Dataset rows:
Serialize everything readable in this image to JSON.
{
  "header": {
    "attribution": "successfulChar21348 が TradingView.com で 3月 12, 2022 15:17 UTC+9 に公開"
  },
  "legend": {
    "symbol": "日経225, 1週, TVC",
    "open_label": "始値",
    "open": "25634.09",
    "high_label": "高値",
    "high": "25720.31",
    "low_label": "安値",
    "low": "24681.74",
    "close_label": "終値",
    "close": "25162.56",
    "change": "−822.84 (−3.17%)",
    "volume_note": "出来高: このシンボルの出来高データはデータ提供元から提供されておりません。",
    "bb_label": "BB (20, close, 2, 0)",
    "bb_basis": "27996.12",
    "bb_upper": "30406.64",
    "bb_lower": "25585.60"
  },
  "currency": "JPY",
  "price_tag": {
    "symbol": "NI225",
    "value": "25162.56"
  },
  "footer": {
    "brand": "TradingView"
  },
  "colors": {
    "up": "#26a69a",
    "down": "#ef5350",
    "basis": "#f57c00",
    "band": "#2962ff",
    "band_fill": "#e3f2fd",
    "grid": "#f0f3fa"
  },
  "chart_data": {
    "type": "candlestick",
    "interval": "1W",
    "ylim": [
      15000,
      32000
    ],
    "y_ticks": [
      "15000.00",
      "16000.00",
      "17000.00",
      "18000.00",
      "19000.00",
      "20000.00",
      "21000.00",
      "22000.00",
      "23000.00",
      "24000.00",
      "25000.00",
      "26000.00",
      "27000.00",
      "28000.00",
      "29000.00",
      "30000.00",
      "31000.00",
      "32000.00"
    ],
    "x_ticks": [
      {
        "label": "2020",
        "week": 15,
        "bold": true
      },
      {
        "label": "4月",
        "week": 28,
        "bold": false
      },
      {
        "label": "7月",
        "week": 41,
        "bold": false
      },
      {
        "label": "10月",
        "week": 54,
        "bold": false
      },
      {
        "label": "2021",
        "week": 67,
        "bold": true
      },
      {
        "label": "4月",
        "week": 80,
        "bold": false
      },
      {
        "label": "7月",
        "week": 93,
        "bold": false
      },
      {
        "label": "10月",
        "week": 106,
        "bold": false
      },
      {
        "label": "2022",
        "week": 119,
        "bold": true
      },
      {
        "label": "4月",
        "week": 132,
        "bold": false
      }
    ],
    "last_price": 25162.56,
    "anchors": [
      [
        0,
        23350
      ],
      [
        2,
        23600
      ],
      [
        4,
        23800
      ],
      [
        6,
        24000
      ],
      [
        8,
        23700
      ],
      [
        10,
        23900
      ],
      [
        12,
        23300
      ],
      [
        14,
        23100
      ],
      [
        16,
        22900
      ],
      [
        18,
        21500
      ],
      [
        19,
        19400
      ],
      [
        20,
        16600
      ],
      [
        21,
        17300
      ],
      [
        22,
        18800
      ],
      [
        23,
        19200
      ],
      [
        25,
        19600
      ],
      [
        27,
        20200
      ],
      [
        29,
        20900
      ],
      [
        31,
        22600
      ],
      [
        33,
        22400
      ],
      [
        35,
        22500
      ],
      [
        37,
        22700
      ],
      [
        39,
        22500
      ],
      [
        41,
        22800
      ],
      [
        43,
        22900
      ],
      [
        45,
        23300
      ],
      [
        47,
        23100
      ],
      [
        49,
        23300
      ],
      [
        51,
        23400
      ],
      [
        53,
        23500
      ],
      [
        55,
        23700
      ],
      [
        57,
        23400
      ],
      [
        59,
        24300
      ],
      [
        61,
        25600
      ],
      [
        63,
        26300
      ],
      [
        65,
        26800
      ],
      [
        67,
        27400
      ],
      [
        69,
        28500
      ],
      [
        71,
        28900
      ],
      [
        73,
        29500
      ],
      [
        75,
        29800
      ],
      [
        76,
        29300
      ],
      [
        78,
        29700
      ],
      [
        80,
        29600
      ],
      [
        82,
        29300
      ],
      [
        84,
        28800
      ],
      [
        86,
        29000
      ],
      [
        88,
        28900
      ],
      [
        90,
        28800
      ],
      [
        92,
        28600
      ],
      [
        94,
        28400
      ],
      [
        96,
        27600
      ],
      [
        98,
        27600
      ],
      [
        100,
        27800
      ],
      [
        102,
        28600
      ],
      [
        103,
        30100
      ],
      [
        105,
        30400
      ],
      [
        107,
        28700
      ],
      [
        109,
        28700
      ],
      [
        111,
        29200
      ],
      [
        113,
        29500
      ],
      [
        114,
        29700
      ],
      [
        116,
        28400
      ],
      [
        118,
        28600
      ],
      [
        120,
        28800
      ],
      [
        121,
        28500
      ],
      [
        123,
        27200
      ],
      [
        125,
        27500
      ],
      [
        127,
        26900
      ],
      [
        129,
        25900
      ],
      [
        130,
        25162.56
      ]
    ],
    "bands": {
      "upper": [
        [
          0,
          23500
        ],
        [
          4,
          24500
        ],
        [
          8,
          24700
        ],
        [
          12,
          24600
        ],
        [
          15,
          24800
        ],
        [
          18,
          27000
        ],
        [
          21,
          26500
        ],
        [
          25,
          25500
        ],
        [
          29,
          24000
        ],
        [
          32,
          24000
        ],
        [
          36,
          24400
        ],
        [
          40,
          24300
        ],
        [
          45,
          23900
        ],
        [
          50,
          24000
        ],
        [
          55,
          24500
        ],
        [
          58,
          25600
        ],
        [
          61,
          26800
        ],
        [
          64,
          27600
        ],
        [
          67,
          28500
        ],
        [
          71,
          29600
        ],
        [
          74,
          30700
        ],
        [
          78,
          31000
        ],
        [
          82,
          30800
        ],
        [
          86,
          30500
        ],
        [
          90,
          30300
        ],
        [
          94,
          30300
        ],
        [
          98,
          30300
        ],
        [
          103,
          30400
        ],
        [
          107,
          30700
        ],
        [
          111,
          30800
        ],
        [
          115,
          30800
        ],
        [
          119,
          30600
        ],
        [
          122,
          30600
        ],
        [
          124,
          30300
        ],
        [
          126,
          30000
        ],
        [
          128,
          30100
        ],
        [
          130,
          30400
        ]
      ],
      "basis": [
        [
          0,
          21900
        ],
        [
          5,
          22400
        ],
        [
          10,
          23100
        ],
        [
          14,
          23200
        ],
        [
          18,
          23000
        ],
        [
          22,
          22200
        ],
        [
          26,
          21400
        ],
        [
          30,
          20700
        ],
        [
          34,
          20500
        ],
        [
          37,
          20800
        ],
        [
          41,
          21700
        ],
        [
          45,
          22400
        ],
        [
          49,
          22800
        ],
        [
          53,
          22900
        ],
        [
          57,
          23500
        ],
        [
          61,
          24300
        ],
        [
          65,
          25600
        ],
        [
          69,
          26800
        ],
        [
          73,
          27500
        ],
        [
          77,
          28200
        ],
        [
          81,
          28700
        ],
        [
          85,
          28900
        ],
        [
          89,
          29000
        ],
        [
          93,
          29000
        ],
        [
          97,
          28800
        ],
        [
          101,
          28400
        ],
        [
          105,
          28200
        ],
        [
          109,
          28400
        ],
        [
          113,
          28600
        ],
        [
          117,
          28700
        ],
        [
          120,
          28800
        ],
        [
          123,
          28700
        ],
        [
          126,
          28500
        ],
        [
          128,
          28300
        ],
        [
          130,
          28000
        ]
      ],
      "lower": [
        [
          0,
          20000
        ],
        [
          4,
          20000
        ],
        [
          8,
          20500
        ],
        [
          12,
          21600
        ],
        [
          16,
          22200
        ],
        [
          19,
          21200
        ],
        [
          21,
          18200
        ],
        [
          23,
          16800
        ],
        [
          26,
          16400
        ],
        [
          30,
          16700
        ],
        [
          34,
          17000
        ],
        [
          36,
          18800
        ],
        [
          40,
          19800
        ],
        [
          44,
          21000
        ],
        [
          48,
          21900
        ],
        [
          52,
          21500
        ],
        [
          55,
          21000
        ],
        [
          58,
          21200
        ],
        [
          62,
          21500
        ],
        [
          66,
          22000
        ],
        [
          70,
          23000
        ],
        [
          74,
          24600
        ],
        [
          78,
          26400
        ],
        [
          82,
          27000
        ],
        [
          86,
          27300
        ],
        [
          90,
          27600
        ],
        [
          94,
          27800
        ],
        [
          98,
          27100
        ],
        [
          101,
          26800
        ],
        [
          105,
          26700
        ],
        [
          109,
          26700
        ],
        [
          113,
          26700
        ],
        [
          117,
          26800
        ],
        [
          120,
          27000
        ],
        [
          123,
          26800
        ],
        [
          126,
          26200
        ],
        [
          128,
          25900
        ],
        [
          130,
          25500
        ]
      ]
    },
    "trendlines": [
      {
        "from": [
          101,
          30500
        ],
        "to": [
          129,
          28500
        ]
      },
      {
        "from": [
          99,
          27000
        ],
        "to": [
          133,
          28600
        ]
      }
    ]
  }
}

Exercise objective: Show the lines of the material that contain the word "week".

Output of the task:
        "week": 15,
        "week": 28,
        "week": 41,
        "week": 54,
        "week": 67,
        "week": 80,
        "week": 93,
        "week": 106,
        "week": 119,
        "week": 132,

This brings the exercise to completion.